**INPUT FOR THIS TASK**
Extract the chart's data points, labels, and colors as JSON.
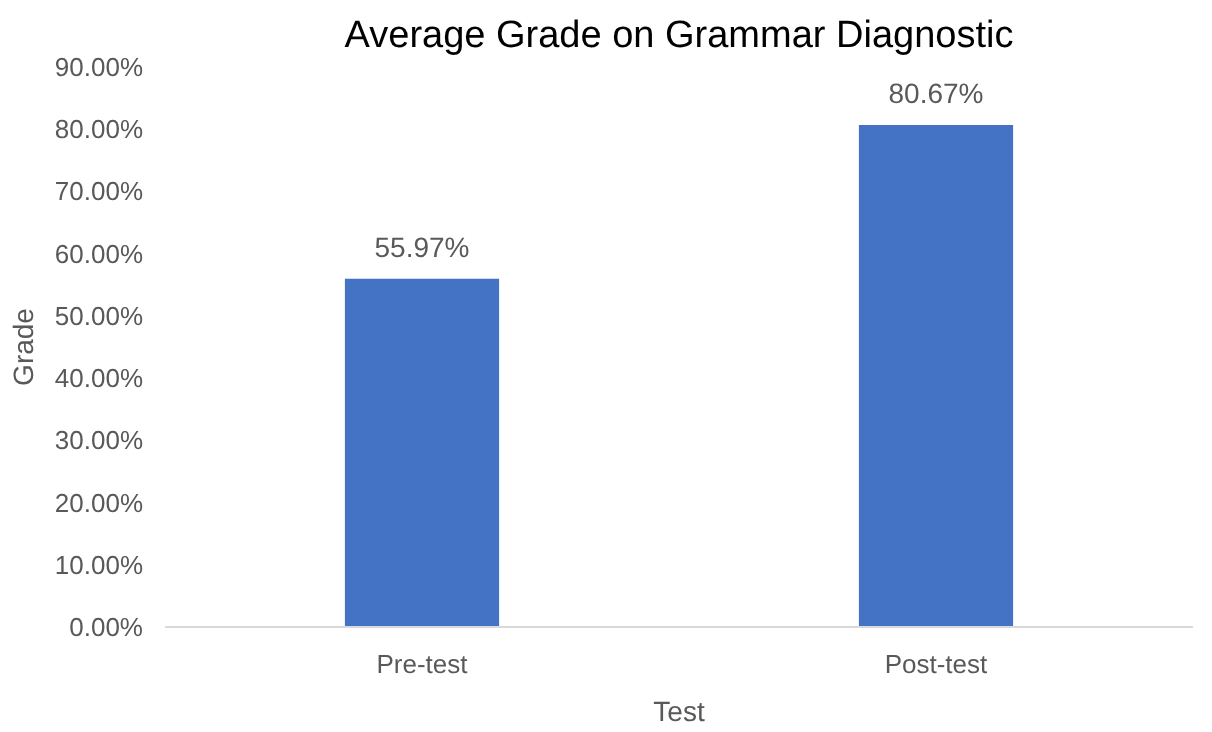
{
  "chart_data": {
    "type": "bar",
    "title": "Average Grade on Grammar Diagnostic",
    "xlabel": "Test",
    "ylabel": "Grade",
    "categories": [
      "Pre-test",
      "Post-test"
    ],
    "values": [
      55.97,
      80.67
    ],
    "color": "#4472c4",
    "value_labels": [
      "55.97%",
      "80.67%"
    ],
    "ylim": [
      0,
      90
    ],
    "yticks": [
      {
        "value": 0,
        "label": "0.00%"
      },
      {
        "value": 10,
        "label": "10.00%"
      },
      {
        "value": 20,
        "label": "20.00%"
      },
      {
        "value": 30,
        "label": "30.00%"
      },
      {
        "value": 40,
        "label": "40.00%"
      },
      {
        "value": 50,
        "label": "50.00%"
      },
      {
        "value": 60,
        "label": "60.00%"
      },
      {
        "value": 70,
        "label": "70.00%"
      },
      {
        "value": 80,
        "label": "80.00%"
      },
      {
        "value": 90,
        "label": "90.00%"
      }
    ],
    "grid": false
  }
}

**SET TASK**
Look for the word "Grade" in every line of the listing and copy the lines that have it.

**SOLUTION TO THE PROBLEM**
    "title": "Average Grade on Grammar Diagnostic",
    "ylabel": "Grade",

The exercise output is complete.